## [Exercise prompt]
Identify the lines bearing the string "over" and gather them.

-- Start The data --

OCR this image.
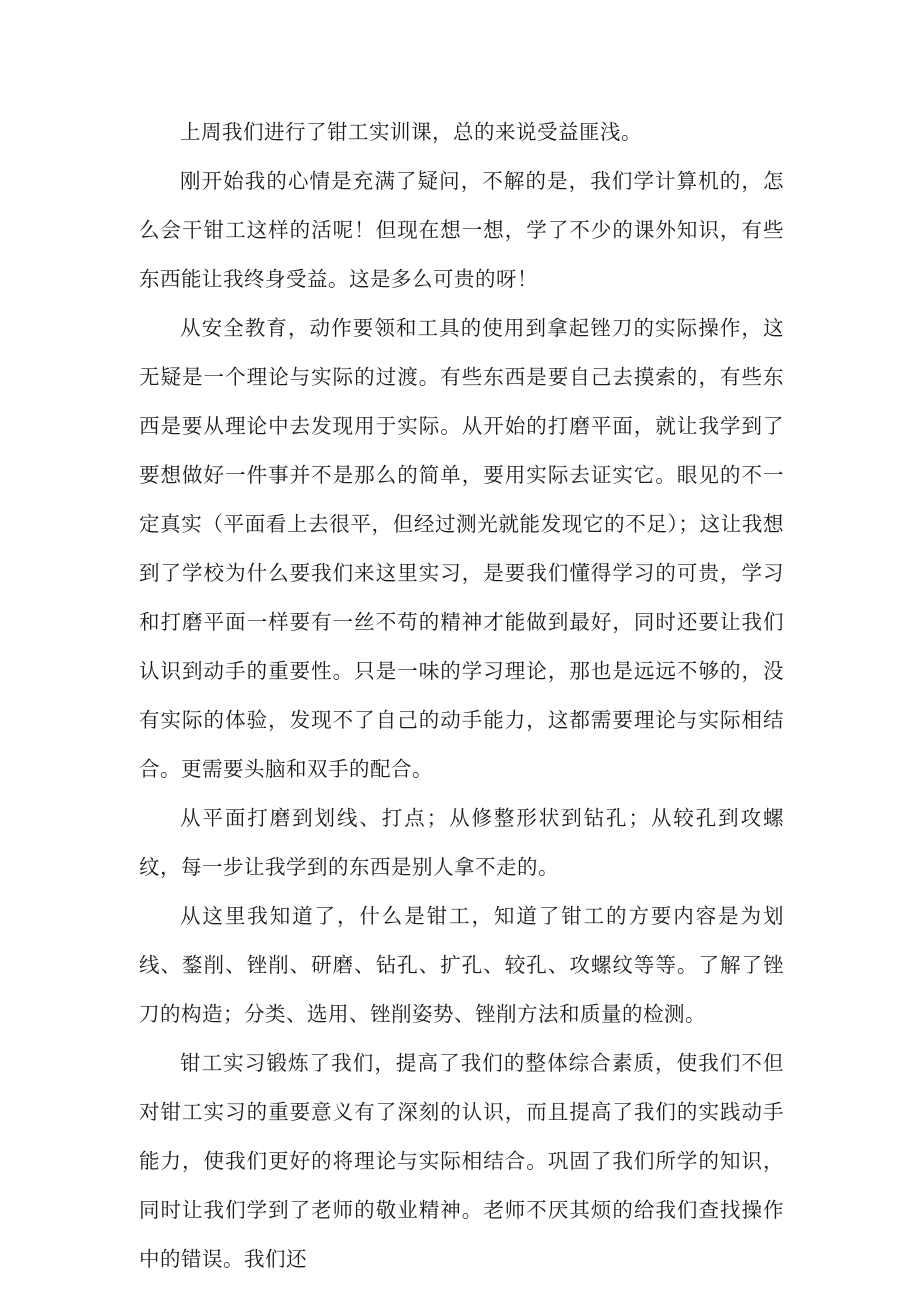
上周我们进行了钳工实训课，总的来说受益匪浅。

刚开始我的心情是充满了疑问，不解的是，我们学计算机的，怎么会干钳工这样的活呢！但现在想一想，学了不少的课外知识，有些东西能让我终身受益。这是多么可贵的呀！

从安全教育，动作要领和工具的使用到拿起锉刀的实际操作，这无疑是一个理论与实际的过渡。有些东西是要自己去摸索的，有些东西是要从理论中去发现用于实际。从开始的打磨平面，就让我学到了要想做好一件事并不是那么的简单，要用实际去证实它。眼见的不一定真实（平面看上去很平，但经过测光就能发现它的不足）；这让我想到了学校为什么要我们来这里实习，是要我们懂得学习的可贵，学习和打磨平面一样要有一丝不苟的精神才能做到最好，同时还要让我们认识到动手的重要性。只是一味的学习理论，那也是远远不够的，没有实际的体验，发现不了自己的动手能力，这都需要理论与实际相结合。更需要头脑和双手的配合。

从平面打磨到划线、打点；从修整形状到钻孔；从较孔到攻螺纹，每一步让我学到的东西是别人拿不走的。

从这里我知道了，什么是钳工，知道了钳工的方要内容是为划线、鍪削、锉削、研磨、钻孔、扩孔、较孔、攻螺纹等等。了解了锉刀的构造；分类、选用、锉削姿势、锉削方法和质量的检测。

钳工实习锻炼了我们，提高了我们的整体综合素质，使我们不但对钳工实习的重要意义有了深刻的认识，而且提高了我们的实践动手能力，使我们更好的将理论与实际相结合。巩固了我们所学的知识，同时让我们学到了老师的敬业精神。老师不厌其烦的给我们查找操作中的错误。我们还
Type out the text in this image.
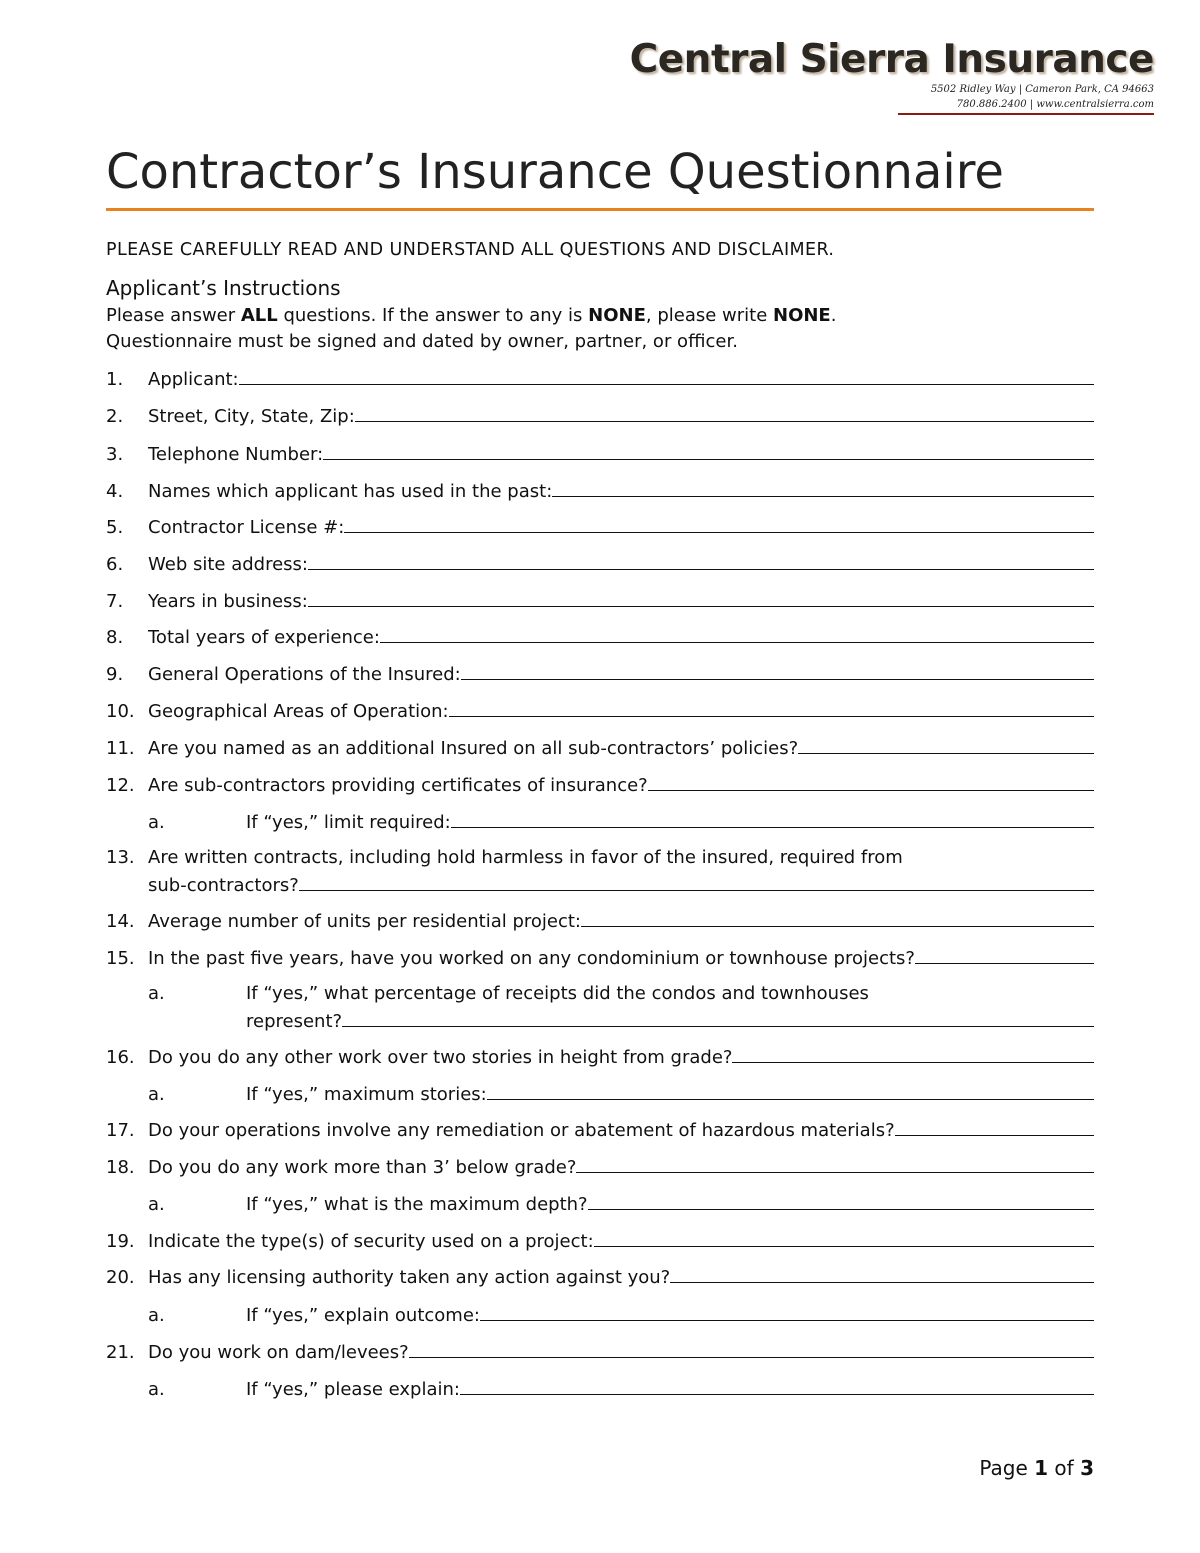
Central Sierra Insurance
5502 Ridley Way | Cameron Park, CA 94663
780.886.2400 | www.centralsierra.com
Contractor’s Insurance Questionnaire
PLEASE CAREFULLY READ AND UNDERSTAND ALL QUESTIONS AND DISCLAIMER.
Applicant’s Instructions
Please answer ALL questions. If the answer to any is NONE, please write NONE.
Questionnaire must be signed and dated by owner, partner, or officer.
1.	Applicant:
2.	Street, City, State, Zip:
3.	Telephone Number:
4.	Names which applicant has used in the past:
5.	Contractor License #:
6.	Web site address:
7.	Years in business:
8.	Total years of experience:
9.	General Operations of the Insured:
10. Geographical Areas of Operation:
11. Are you named as an additional Insured on all sub-contractors’ policies?
12. Are sub-contractors providing certificates of insurance?
a.	If “yes,” limit required:
13. Are written contracts, including hold harmless in favor of the insured, required from
sub-contractors?
14. Average number of units per residential project:
15. In the past five years, have you worked on any condominium or townhouse projects?
a.	If “yes,” what percentage of receipts did the condos and townhouses
represent?
16. Do you do any other work over two stories in height from grade?
a.	If “yes,” maximum stories:
17. Do your operations involve any remediation or abatement of hazardous materials?
18. Do you do any work more than 3’ below grade?
a.	If “yes,” what is the maximum depth?
19. Indicate the type(s) of security used on a project:
20. Has any licensing authority taken any action against you?
a.	If “yes,” explain outcome:
21. Do you work on dam/levees?
a.	If “yes,” please explain:
Page 1 of 3
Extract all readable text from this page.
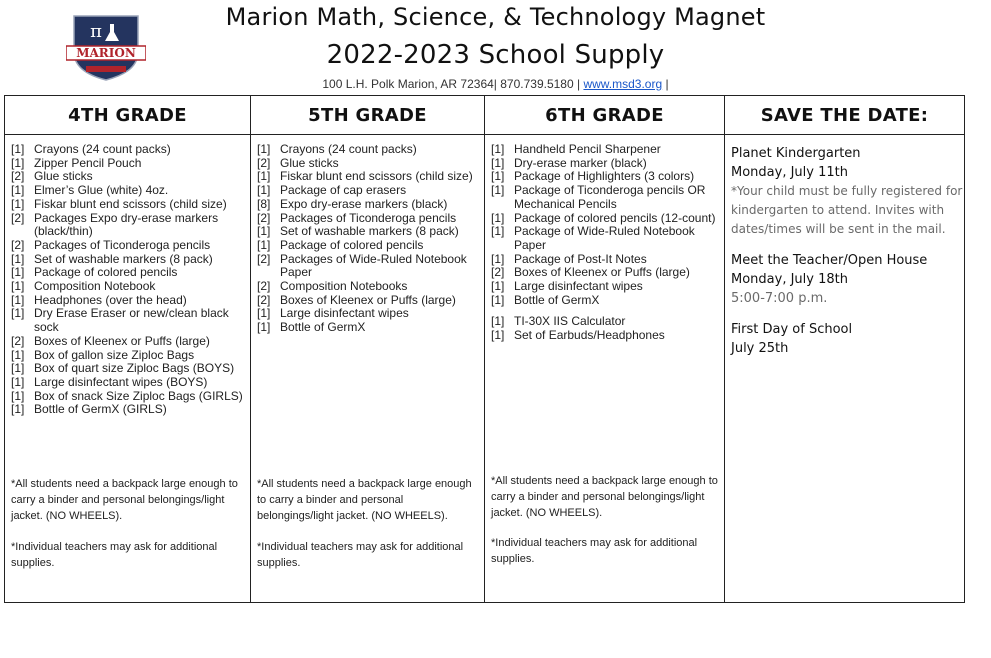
MARION
π
Marion Math, Science, & Technology Magnet
2022-2023 School Supply
100 L.H. Polk Marion, AR 72364| 870.739.5180 | www.msd3.org |
4TH GRADE
[1] Crayons (24 count packs)
[1] Zipper Pencil Pouch
[2] Glue sticks
[1] Elmer’s Glue (white) 4oz.
[1] Fiskar blunt end scissors (child size)
[2] Packages Expo dry-erase markers (black/thin)
[2] Packages of Ticonderoga pencils
[1] Set of washable markers (8 pack)
[1] Package of colored pencils
[1] Composition Notebook
[1] Headphones (over the head)
[1] Dry Erase Eraser or new/clean black sock
[2] Boxes of Kleenex or Puffs (large)
[1] Box of gallon size Ziploc Bags
[1] Box of quart size Ziploc Bags (BOYS)
[1] Large disinfectant wipes (BOYS)
[1] Box of snack Size Ziploc Bags (GIRLS)
[1] Bottle of GermX (GIRLS)
*All students need a backpack large enough to carry a binder and personal belongings/light jacket. (NO WHEELS).
*Individual teachers may ask for additional supplies.
5TH GRADE
[1] Crayons (24 count packs)
[2] Glue sticks
[1] Fiskar blunt end scissors (child size)
[1] Package of cap erasers
[8] Expo dry-erase markers (black)
[2] Packages of Ticonderoga pencils
[1] Set of washable markers (8 pack)
[1] Package of colored pencils
[2] Packages of Wide-Ruled Notebook Paper
[2] Composition Notebooks
[2] Boxes of Kleenex or Puffs (large)
[1] Large disinfectant wipes
[1] Bottle of GermX
*All students need a backpack large enough to carry a binder and personal belongings/light jacket. (NO WHEELS).
*Individual teachers may ask for additional supplies.
6TH GRADE
[1] Handheld Pencil Sharpener
[1] Dry-erase marker (black)
[1] Package of Highlighters (3 colors)
[1] Package of Ticonderoga pencils OR Mechanical Pencils
[1] Package of colored pencils (12-count)
[1] Package of Wide-Ruled Notebook Paper
[1] Package of Post-It Notes
[2] Boxes of Kleenex or Puffs (large)
[1] Large disinfectant wipes
[1] Bottle of GermX
[1] TI-30X IIS Calculator
[1] Set of Earbuds/Headphones
*All students need a backpack large enough to carry a binder and personal belongings/light jacket. (NO WHEELS).
*Individual teachers may ask for additional supplies.
SAVE THE DATE:
Planet Kindergarten
Monday, July 11th
*Your child must be fully registered for kindergarten to attend. Invites with dates/times will be sent in the mail.
Meet the Teacher/Open House
Monday, July 18th
5:00-7:00 p.m.
First Day of School
July 25th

-- End The data --

## [Final result]
16. Do you do any other work over two stories in height from grade?
[1] Headphones (over the head)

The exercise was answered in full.